#### [Problem statement]
Quote all entries in full, exactly.

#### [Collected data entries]
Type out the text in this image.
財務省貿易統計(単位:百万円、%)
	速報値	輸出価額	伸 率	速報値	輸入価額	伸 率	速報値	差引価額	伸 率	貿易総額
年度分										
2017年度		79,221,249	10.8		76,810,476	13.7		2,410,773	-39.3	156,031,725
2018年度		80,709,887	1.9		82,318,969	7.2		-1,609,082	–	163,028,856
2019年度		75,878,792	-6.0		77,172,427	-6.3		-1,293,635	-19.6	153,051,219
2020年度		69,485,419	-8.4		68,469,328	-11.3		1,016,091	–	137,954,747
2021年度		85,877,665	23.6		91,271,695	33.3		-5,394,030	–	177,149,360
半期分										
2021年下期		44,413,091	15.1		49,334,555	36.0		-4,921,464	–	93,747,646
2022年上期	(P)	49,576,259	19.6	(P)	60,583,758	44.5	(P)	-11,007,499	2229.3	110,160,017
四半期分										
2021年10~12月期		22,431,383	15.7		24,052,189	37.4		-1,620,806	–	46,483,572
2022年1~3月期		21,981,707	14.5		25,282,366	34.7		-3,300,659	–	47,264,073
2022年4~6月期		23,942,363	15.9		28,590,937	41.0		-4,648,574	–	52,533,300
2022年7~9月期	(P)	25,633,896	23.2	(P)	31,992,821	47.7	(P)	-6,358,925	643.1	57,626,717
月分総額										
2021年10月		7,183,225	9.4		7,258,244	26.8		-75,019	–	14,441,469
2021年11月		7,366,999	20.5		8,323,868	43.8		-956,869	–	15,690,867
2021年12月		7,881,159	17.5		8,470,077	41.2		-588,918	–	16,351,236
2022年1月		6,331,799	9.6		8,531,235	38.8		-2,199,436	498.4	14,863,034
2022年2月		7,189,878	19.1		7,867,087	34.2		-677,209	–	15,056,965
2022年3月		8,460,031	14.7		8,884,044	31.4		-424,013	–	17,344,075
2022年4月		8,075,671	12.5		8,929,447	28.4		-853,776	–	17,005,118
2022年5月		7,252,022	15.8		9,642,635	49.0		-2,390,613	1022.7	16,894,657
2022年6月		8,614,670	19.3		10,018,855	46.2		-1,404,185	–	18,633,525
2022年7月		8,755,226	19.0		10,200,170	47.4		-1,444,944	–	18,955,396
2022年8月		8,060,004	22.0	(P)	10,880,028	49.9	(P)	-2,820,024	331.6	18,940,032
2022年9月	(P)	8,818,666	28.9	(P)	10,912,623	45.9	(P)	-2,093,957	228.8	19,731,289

#### [Finished task]
Type out the text in this image.
財務省貿易統計(単位:百万円、%)
	速報値	輸出価額	伸 率	速報値	輸入価額	伸 率	速報値	差引価額	伸 率	貿易総額
年度分										
2017年度		79,221,249	10.8		76,810,476	13.7		2,410,773	-39.3	156,031,725
2018年度		80,709,887	1.9		82,318,969	7.2		-1,609,082	–	163,028,856
2019年度		75,878,792	-6.0		77,172,427	-6.3		-1,293,635	-19.6	153,051,219
2020年度		69,485,419	-8.4		68,469,328	-11.3		1,016,091	–	137,954,747
2021年度		85,877,665	23.6		91,271,695	33.3		-5,394,030	–	177,149,360
半期分										
2021年下期		44,413,091	15.1		49,334,555	36.0		-4,921,464	–	93,747,646
2022年上期	(P)	49,576,259	19.6	(P)	60,583,758	44.5	(P)	-11,007,499	2229.3	110,160,017
四半期分										
2021年10~12月期		22,431,383	15.7		24,052,189	37.4		-1,620,806	–	46,483,572
2022年1~3月期		21,981,707	14.5		25,282,366	34.7		-3,300,659	–	47,264,073
2022年4~6月期		23,942,363	15.9		28,590,937	41.0		-4,648,574	–	52,533,300
2022年7~9月期	(P)	25,633,896	23.2	(P)	31,992,821	47.7	(P)	-6,358,925	643.1	57,626,717
月分総額										
2021年10月		7,183,225	9.4		7,258,244	26.8		-75,019	–	14,441,469
2021年11月		7,366,999	20.5		8,323,868	43.8		-956,869	–	15,690,867
2021年12月		7,881,159	17.5		8,470,077	41.2		-588,918	–	16,351,236
2022年1月		6,331,799	9.6		8,531,235	38.8		-2,199,436	498.4	14,863,034
2022年2月		7,189,878	19.1		7,867,087	34.2		-677,209	–	15,056,965
2022年3月		8,460,031	14.7		8,884,044	31.4		-424,013	–	17,344,075
2022年4月		8,075,671	12.5		8,929,447	28.4		-853,776	–	17,005,118
2022年5月		7,252,022	15.8		9,642,635	49.0		-2,390,613	1022.7	16,894,657
2022年6月		8,614,670	19.3		10,018,855	46.2		-1,404,185	–	18,633,525
2022年7月		8,755,226	19.0		10,200,170	47.4		-1,444,944	–	18,955,396
2022年8月		8,060,004	22.0	(P)	10,880,028	49.9	(P)	-2,820,024	331.6	18,940,032
2022年9月	(P)	8,818,666	28.9	(P)	10,912,623	45.9	(P)	-2,093,957	228.8	19,731,289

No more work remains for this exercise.